== RECORD EXTRACTS ==

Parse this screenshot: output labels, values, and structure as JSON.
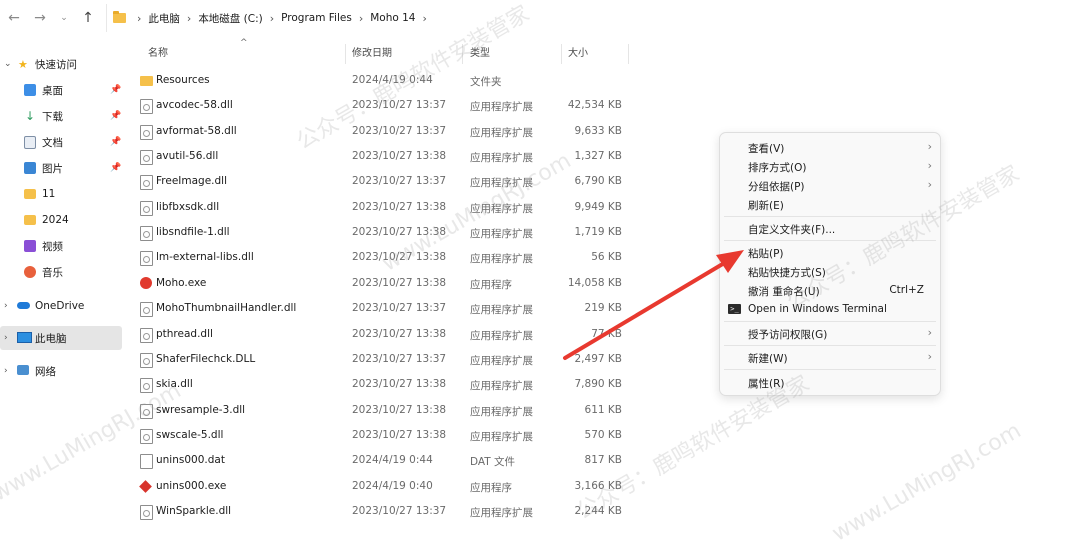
{
  "address_bar": {
    "crumbs": [
      "此电脑",
      "本地磁盘 (C:)",
      "Program Files",
      "Moho 14"
    ]
  },
  "nav_pane": {
    "quick_access": "快速访问",
    "items": [
      {
        "label": "桌面",
        "icon": "desktop-icon",
        "color": "#3d8ee6",
        "pinned": true
      },
      {
        "label": "下载",
        "icon": "download-icon",
        "color": "#2e9b5f",
        "pinned": true
      },
      {
        "label": "文档",
        "icon": "document-icon",
        "color": "#7e8fa6",
        "pinned": true
      },
      {
        "label": "图片",
        "icon": "picture-icon",
        "color": "#3a86d4",
        "pinned": true
      },
      {
        "label": "11",
        "icon": "folder-icon",
        "color": "#f5c04a",
        "pinned": false
      },
      {
        "label": "2024",
        "icon": "folder-icon",
        "color": "#f5c04a",
        "pinned": false
      },
      {
        "label": "视频",
        "icon": "video-icon",
        "color": "#8a4fd6",
        "pinned": false
      },
      {
        "label": "音乐",
        "icon": "music-icon",
        "color": "#e8603c",
        "pinned": false
      }
    ],
    "onedrive": "OneDrive",
    "this_pc": "此电脑",
    "network": "网络"
  },
  "columns": {
    "name": "名称",
    "date": "修改日期",
    "type": "类型",
    "size": "大小"
  },
  "files": [
    {
      "name": "Resources",
      "date": "2024/4/19 0:44",
      "type": "文件夹",
      "size": "",
      "icon": "folder"
    },
    {
      "name": "avcodec-58.dll",
      "date": "2023/10/27 13:37",
      "type": "应用程序扩展",
      "size": "42,534 KB",
      "icon": "dll"
    },
    {
      "name": "avformat-58.dll",
      "date": "2023/10/27 13:37",
      "type": "应用程序扩展",
      "size": "9,633 KB",
      "icon": "dll"
    },
    {
      "name": "avutil-56.dll",
      "date": "2023/10/27 13:38",
      "type": "应用程序扩展",
      "size": "1,327 KB",
      "icon": "dll"
    },
    {
      "name": "FreeImage.dll",
      "date": "2023/10/27 13:37",
      "type": "应用程序扩展",
      "size": "6,790 KB",
      "icon": "dll"
    },
    {
      "name": "libfbxsdk.dll",
      "date": "2023/10/27 13:38",
      "type": "应用程序扩展",
      "size": "9,949 KB",
      "icon": "dll"
    },
    {
      "name": "libsndfile-1.dll",
      "date": "2023/10/27 13:38",
      "type": "应用程序扩展",
      "size": "1,719 KB",
      "icon": "dll"
    },
    {
      "name": "lm-external-libs.dll",
      "date": "2023/10/27 13:38",
      "type": "应用程序扩展",
      "size": "56 KB",
      "icon": "dll"
    },
    {
      "name": "Moho.exe",
      "date": "2023/10/27 13:38",
      "type": "应用程序",
      "size": "14,058 KB",
      "icon": "moho"
    },
    {
      "name": "MohoThumbnailHandler.dll",
      "date": "2023/10/27 13:37",
      "type": "应用程序扩展",
      "size": "219 KB",
      "icon": "dll"
    },
    {
      "name": "pthread.dll",
      "date": "2023/10/27 13:38",
      "type": "应用程序扩展",
      "size": "77 KB",
      "icon": "dll"
    },
    {
      "name": "ShaferFilechck.DLL",
      "date": "2023/10/27 13:37",
      "type": "应用程序扩展",
      "size": "2,497 KB",
      "icon": "dll"
    },
    {
      "name": "skia.dll",
      "date": "2023/10/27 13:38",
      "type": "应用程序扩展",
      "size": "7,890 KB",
      "icon": "dll"
    },
    {
      "name": "swresample-3.dll",
      "date": "2023/10/27 13:38",
      "type": "应用程序扩展",
      "size": "611 KB",
      "icon": "dll"
    },
    {
      "name": "swscale-5.dll",
      "date": "2023/10/27 13:38",
      "type": "应用程序扩展",
      "size": "570 KB",
      "icon": "dll"
    },
    {
      "name": "unins000.dat",
      "date": "2024/4/19 0:44",
      "type": "DAT 文件",
      "size": "817 KB",
      "icon": "dat"
    },
    {
      "name": "unins000.exe",
      "date": "2024/4/19 0:40",
      "type": "应用程序",
      "size": "3,166 KB",
      "icon": "unins"
    },
    {
      "name": "WinSparkle.dll",
      "date": "2023/10/27 13:37",
      "type": "应用程序扩展",
      "size": "2,244 KB",
      "icon": "dll"
    }
  ],
  "context_menu": {
    "view": "查看(V)",
    "sort": "排序方式(O)",
    "group": "分组依据(P)",
    "refresh": "刷新(E)",
    "customize": "自定义文件夹(F)...",
    "paste": "粘贴(P)",
    "paste_shortcut": "粘贴快捷方式(S)",
    "undo_rename": "撤消 重命名(U)",
    "undo_shortcut": "Ctrl+Z",
    "terminal": "Open in Windows Terminal",
    "grant_access": "授予访问权限(G)",
    "new": "新建(W)",
    "properties": "属性(R)"
  },
  "annotation": {
    "arrow_color": "#e8392f"
  },
  "watermark": {
    "text_a": "www.LuMingRJ.com",
    "text_b": "公众号：鹿鸣软件安装管家"
  }
}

===

SHORT PROBLEM - Omit the pictures and output all of the other material exactly.

WRITTEN ANSWER -
Parse this screenshot: output labels, values, and structure as JSON.
{
  "address_bar": {
    "crumbs": [
      "此电脑",
      "本地磁盘 (C:)",
      "Program Files",
      "Moho 14"
    ]
  },
  "nav_pane": {
    "quick_access": "快速访问",
    "items": [
      {
        "label": "桌面",
        "icon": "desktop-icon",
        "color": "#3d8ee6",
        "pinned": true
      },
      {
        "label": "下载",
        "icon": "download-icon",
        "color": "#2e9b5f",
        "pinned": true
      },
      {
        "label": "文档",
        "icon": "document-icon",
        "color": "#7e8fa6",
        "pinned": true
      },
      {
        "label": "图片",
        "icon": "picture-icon",
        "color": "#3a86d4",
        "pinned": true
      },
      {
        "label": "11",
        "icon": "folder-icon",
        "color": "#f5c04a",
        "pinned": false
      },
      {
        "label": "2024",
        "icon": "folder-icon",
        "color": "#f5c04a",
        "pinned": false
      },
      {
        "label": "视频",
        "icon": "video-icon",
        "color": "#8a4fd6",
        "pinned": false
      },
      {
        "label": "音乐",
        "icon": "music-icon",
        "color": "#e8603c",
        "pinned": false
      }
    ],
    "onedrive": "OneDrive",
    "this_pc": "此电脑",
    "network": "网络"
  },
  "columns": {
    "name": "名称",
    "date": "修改日期",
    "type": "类型",
    "size": "大小"
  },
  "files": [
    {
      "name": "Resources",
      "date": "2024/4/19 0:44",
      "type": "文件夹",
      "size": "",
      "icon": "folder"
    },
    {
      "name": "avcodec-58.dll",
      "date": "2023/10/27 13:37",
      "type": "应用程序扩展",
      "size": "42,534 KB",
      "icon": "dll"
    },
    {
      "name": "avformat-58.dll",
      "date": "2023/10/27 13:37",
      "type": "应用程序扩展",
      "size": "9,633 KB",
      "icon": "dll"
    },
    {
      "name": "avutil-56.dll",
      "date": "2023/10/27 13:38",
      "type": "应用程序扩展",
      "size": "1,327 KB",
      "icon": "dll"
    },
    {
      "name": "FreeImage.dll",
      "date": "2023/10/27 13:37",
      "type": "应用程序扩展",
      "size": "6,790 KB",
      "icon": "dll"
    },
    {
      "name": "libfbxsdk.dll",
      "date": "2023/10/27 13:38",
      "type": "应用程序扩展",
      "size": "9,949 KB",
      "icon": "dll"
    },
    {
      "name": "libsndfile-1.dll",
      "date": "2023/10/27 13:38",
      "type": "应用程序扩展",
      "size": "1,719 KB",
      "icon": "dll"
    },
    {
      "name": "lm-external-libs.dll",
      "date": "2023/10/27 13:38",
      "type": "应用程序扩展",
      "size": "56 KB",
      "icon": "dll"
    },
    {
      "name": "Moho.exe",
      "date": "2023/10/27 13:38",
      "type": "应用程序",
      "size": "14,058 KB",
      "icon": "moho"
    },
    {
      "name": "MohoThumbnailHandler.dll",
      "date": "2023/10/27 13:37",
      "type": "应用程序扩展",
      "size": "219 KB",
      "icon": "dll"
    },
    {
      "name": "pthread.dll",
      "date": "2023/10/27 13:38",
      "type": "应用程序扩展",
      "size": "77 KB",
      "icon": "dll"
    },
    {
      "name": "ShaferFilechck.DLL",
      "date": "2023/10/27 13:37",
      "type": "应用程序扩展",
      "size": "2,497 KB",
      "icon": "dll"
    },
    {
      "name": "skia.dll",
      "date": "2023/10/27 13:38",
      "type": "应用程序扩展",
      "size": "7,890 KB",
      "icon": "dll"
    },
    {
      "name": "swresample-3.dll",
      "date": "2023/10/27 13:38",
      "type": "应用程序扩展",
      "size": "611 KB",
      "icon": "dll"
    },
    {
      "name": "swscale-5.dll",
      "date": "2023/10/27 13:38",
      "type": "应用程序扩展",
      "size": "570 KB",
      "icon": "dll"
    },
    {
      "name": "unins000.dat",
      "date": "2024/4/19 0:44",
      "type": "DAT 文件",
      "size": "817 KB",
      "icon": "dat"
    },
    {
      "name": "unins000.exe",
      "date": "2024/4/19 0:40",
      "type": "应用程序",
      "size": "3,166 KB",
      "icon": "unins"
    },
    {
      "name": "WinSparkle.dll",
      "date": "2023/10/27 13:37",
      "type": "应用程序扩展",
      "size": "2,244 KB",
      "icon": "dll"
    }
  ],
  "context_menu": {
    "view": "查看(V)",
    "sort": "排序方式(O)",
    "group": "分组依据(P)",
    "refresh": "刷新(E)",
    "customize": "自定义文件夹(F)...",
    "paste": "粘贴(P)",
    "paste_shortcut": "粘贴快捷方式(S)",
    "undo_rename": "撤消 重命名(U)",
    "undo_shortcut": "Ctrl+Z",
    "terminal": "Open in Windows Terminal",
    "grant_access": "授予访问权限(G)",
    "new": "新建(W)",
    "properties": "属性(R)"
  },
  "annotation": {
    "arrow_color": "#e8392f"
  },
  "watermark": {
    "text_a": "www.LuMingRJ.com",
    "text_b": "公众号：鹿鸣软件安装管家"
  }
}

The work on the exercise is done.